[Annotated element listings]
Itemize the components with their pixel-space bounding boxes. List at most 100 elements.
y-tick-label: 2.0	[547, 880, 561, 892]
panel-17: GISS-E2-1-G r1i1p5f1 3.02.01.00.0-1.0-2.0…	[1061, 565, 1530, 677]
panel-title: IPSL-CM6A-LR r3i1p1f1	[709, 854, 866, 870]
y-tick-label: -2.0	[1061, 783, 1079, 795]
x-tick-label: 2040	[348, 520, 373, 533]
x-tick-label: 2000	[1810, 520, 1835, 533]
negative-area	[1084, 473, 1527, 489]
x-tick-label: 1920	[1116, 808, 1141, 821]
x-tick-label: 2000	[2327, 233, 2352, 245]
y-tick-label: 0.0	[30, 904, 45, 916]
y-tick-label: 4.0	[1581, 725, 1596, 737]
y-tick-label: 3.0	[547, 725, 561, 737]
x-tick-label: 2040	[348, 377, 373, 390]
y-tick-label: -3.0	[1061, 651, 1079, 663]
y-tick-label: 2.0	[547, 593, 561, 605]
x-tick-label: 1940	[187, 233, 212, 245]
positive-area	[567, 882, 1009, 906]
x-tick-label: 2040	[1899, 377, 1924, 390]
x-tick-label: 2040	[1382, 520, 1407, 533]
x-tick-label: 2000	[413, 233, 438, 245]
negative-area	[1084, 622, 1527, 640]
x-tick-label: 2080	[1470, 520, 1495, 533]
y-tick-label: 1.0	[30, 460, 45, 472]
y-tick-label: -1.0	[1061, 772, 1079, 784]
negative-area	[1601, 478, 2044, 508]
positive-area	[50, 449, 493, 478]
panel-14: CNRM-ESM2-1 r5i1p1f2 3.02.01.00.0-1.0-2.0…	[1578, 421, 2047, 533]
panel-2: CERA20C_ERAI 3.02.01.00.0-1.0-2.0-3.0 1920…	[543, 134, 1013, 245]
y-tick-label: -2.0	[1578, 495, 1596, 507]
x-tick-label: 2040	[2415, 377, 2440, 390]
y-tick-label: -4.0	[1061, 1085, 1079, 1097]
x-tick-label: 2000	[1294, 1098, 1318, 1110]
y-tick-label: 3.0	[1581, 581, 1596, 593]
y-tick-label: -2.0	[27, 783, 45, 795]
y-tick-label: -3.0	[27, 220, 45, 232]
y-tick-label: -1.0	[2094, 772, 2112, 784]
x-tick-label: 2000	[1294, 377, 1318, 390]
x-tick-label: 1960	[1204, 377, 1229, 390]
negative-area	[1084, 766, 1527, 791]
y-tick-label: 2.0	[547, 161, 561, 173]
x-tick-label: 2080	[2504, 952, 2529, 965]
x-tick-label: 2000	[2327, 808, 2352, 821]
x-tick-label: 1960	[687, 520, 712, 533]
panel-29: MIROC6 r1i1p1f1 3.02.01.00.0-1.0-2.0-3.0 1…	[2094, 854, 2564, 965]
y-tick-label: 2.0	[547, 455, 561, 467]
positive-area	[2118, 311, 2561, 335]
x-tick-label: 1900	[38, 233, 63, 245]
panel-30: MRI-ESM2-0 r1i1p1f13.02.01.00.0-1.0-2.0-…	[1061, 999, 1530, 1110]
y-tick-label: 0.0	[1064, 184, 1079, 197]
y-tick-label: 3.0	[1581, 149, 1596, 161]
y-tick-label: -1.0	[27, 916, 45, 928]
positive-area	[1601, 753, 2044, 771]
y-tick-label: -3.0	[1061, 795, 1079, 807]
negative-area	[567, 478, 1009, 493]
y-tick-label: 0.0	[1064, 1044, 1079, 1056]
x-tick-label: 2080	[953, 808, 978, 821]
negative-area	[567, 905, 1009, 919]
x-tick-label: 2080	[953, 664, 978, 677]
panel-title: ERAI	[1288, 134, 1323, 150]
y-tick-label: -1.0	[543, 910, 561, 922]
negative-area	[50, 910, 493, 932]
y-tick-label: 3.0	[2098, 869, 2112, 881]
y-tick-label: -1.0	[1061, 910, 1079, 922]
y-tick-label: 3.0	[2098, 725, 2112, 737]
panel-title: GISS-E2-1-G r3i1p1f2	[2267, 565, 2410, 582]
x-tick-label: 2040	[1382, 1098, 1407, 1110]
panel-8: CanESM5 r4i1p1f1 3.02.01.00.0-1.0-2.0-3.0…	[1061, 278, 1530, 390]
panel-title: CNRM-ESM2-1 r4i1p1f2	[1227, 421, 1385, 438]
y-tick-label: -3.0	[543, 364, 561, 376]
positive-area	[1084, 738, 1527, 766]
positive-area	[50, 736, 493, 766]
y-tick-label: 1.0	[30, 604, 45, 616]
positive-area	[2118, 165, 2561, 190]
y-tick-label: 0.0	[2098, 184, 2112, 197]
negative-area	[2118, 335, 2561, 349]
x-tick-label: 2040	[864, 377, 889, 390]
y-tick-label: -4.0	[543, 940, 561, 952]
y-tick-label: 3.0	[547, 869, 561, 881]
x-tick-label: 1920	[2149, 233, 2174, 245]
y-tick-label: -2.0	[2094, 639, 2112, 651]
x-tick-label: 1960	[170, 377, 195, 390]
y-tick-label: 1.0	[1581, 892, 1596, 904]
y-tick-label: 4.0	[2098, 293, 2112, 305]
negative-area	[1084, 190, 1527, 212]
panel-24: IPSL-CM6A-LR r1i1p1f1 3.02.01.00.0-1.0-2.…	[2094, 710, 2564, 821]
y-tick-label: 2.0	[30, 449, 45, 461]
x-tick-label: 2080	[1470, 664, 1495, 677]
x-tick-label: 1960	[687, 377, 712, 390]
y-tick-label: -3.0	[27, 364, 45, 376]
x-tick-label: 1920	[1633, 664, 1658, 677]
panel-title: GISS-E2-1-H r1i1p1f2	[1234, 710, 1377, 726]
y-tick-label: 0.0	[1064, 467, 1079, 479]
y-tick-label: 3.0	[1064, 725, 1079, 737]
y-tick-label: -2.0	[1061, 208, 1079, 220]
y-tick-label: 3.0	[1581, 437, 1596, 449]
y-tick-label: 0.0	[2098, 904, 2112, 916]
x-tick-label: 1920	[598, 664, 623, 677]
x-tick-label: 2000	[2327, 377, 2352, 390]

#### REQUIREMENT
Lay out every line of the records above as a numbered list, leaving out any blank lines.

#### COMPLETE OUTPUT
1. Itemize the components with their pixel-space bounding boxes. List at most 100 elements.
2. y-tick-label: 2.0	[547, 880, 561, 892]
3. panel-17: GISS-E2-1-G r1i1p5f1 3.02.01.00.0-1.0-2.0…	[1061, 565, 1530, 677]
4. panel-title: IPSL-CM6A-LR r3i1p1f1	[709, 854, 866, 870]
5. y-tick-label: -2.0	[1061, 783, 1079, 795]
6. x-tick-label: 2040	[348, 520, 373, 533]
7. x-tick-label: 2000	[1810, 520, 1835, 533]
8. negative-area	[1084, 473, 1527, 489]
9. x-tick-label: 1920	[1116, 808, 1141, 821]
10. x-tick-label: 2000	[2327, 233, 2352, 245]
11. y-tick-label: 0.0	[30, 904, 45, 916]
12. y-tick-label: 4.0	[1581, 725, 1596, 737]
13. y-tick-label: 3.0	[547, 725, 561, 737]
14. x-tick-label: 2040	[348, 377, 373, 390]
15. y-tick-label: -3.0	[1061, 651, 1079, 663]
16. y-tick-label: 2.0	[547, 593, 561, 605]
17. x-tick-label: 1940	[187, 233, 212, 245]
18. positive-area	[567, 882, 1009, 906]
19. x-tick-label: 2040	[1899, 377, 1924, 390]
20. x-tick-label: 2040	[1382, 520, 1407, 533]
21. x-tick-label: 2000	[413, 233, 438, 245]
22. negative-area	[1084, 622, 1527, 640]
23. x-tick-label: 2080	[1470, 520, 1495, 533]
24. y-tick-label: 1.0	[30, 460, 45, 472]
25. y-tick-label: -1.0	[1061, 772, 1079, 784]
26. negative-area	[1601, 478, 2044, 508]
27. positive-area	[50, 449, 493, 478]
28. panel-14: CNRM-ESM2-1 r5i1p1f2 3.02.01.00.0-1.0-2.0…	[1578, 421, 2047, 533]
29. panel-2: CERA20C_ERAI 3.02.01.00.0-1.0-2.0-3.0 1920…	[543, 134, 1013, 245]
30. y-tick-label: -2.0	[1578, 495, 1596, 507]
31. x-tick-label: 2040	[2415, 377, 2440, 390]
32. y-tick-label: -4.0	[1061, 1085, 1079, 1097]
33. x-tick-label: 2000	[1294, 1098, 1318, 1110]
34. y-tick-label: 3.0	[1581, 581, 1596, 593]
35. y-tick-label: -2.0	[27, 783, 45, 795]
36. y-tick-label: -3.0	[27, 220, 45, 232]
37. y-tick-label: -1.0	[2094, 772, 2112, 784]
38. x-tick-label: 2000	[1294, 377, 1318, 390]
39. x-tick-label: 1960	[1204, 377, 1229, 390]
40. negative-area	[1084, 766, 1527, 791]
41. y-tick-label: 2.0	[547, 161, 561, 173]
42. x-tick-label: 2080	[2504, 952, 2529, 965]
43. x-tick-label: 2000	[2327, 808, 2352, 821]
44. x-tick-label: 1960	[687, 520, 712, 533]
45. panel-29: MIROC6 r1i1p1f1 3.02.01.00.0-1.0-2.0-3.0 1…	[2094, 854, 2564, 965]
46. y-tick-label: 2.0	[547, 455, 561, 467]
47. positive-area	[2118, 311, 2561, 335]
48. x-tick-label: 1900	[38, 233, 63, 245]
49. panel-30: MRI-ESM2-0 r1i1p1f13.02.01.00.0-1.0-2.0-…	[1061, 999, 1530, 1110]
50. y-tick-label: 0.0	[1064, 184, 1079, 197]
51. y-tick-label: 3.0	[1581, 149, 1596, 161]
52. y-tick-label: -1.0	[27, 916, 45, 928]
53. positive-area	[1601, 753, 2044, 771]
54. y-tick-label: -3.0	[1061, 795, 1079, 807]
55. negative-area	[567, 478, 1009, 493]
56. y-tick-label: 0.0	[1064, 1044, 1079, 1056]
57. x-tick-label: 2080	[953, 808, 978, 821]
58. negative-area	[567, 905, 1009, 919]
59. x-tick-label: 2080	[953, 664, 978, 677]
60. panel-title: ERAI	[1288, 134, 1323, 150]
61. y-tick-label: -1.0	[543, 910, 561, 922]
62. negative-area	[50, 910, 493, 932]
63. y-tick-label: 3.0	[2098, 869, 2112, 881]
64. y-tick-label: -1.0	[1061, 910, 1079, 922]
65. y-tick-label: 3.0	[2098, 725, 2112, 737]
66. panel-title: GISS-E2-1-G r3i1p1f2	[2267, 565, 2410, 582]
67. x-tick-label: 2040	[1382, 1098, 1407, 1110]
68. panel-8: CanESM5 r4i1p1f1 3.02.01.00.0-1.0-2.0-3.0…	[1061, 278, 1530, 390]
69. panel-title: CNRM-ESM2-1 r4i1p1f2	[1227, 421, 1385, 438]
70. y-tick-label: -3.0	[543, 364, 561, 376]
71. positive-area	[1084, 738, 1527, 766]
72. positive-area	[50, 736, 493, 766]
73. y-tick-label: 1.0	[30, 604, 45, 616]
74. positive-area	[2118, 165, 2561, 190]
75. y-tick-label: 0.0	[2098, 184, 2112, 197]
76. negative-area	[2118, 335, 2561, 349]
77. x-tick-label: 2040	[864, 377, 889, 390]
78. y-tick-label: -4.0	[543, 940, 561, 952]
79. y-tick-label: 3.0	[547, 869, 561, 881]
80. x-tick-label: 1920	[2149, 233, 2174, 245]
81. y-tick-label: -2.0	[2094, 639, 2112, 651]
82. x-tick-label: 1960	[170, 377, 195, 390]
83. y-tick-label: 1.0	[1581, 892, 1596, 904]
84. y-tick-label: 4.0	[2098, 293, 2112, 305]
85. negative-area	[1084, 190, 1527, 212]
86. panel-24: IPSL-CM6A-LR r1i1p1f1 3.02.01.00.0-1.0-2.…	[2094, 710, 2564, 821]
87. y-tick-label: 2.0	[30, 449, 45, 461]
88. x-tick-label: 2080	[1470, 664, 1495, 677]
89. x-tick-label: 1960	[687, 377, 712, 390]
90. y-tick-label: -3.0	[27, 364, 45, 376]
91. x-tick-label: 1920	[1633, 664, 1658, 677]
92. panel-title: GISS-E2-1-H r1i1p1f2	[1234, 710, 1377, 726]
93. y-tick-label: 0.0	[1064, 467, 1079, 479]
94. y-tick-label: 3.0	[1064, 725, 1079, 737]
95. y-tick-label: -2.0	[1061, 208, 1079, 220]
96. y-tick-label: 3.0	[1581, 437, 1596, 449]
97. y-tick-label: 0.0	[2098, 904, 2112, 916]
98. x-tick-label: 1920	[598, 664, 623, 677]
99. x-tick-label: 2000	[2327, 377, 2352, 390]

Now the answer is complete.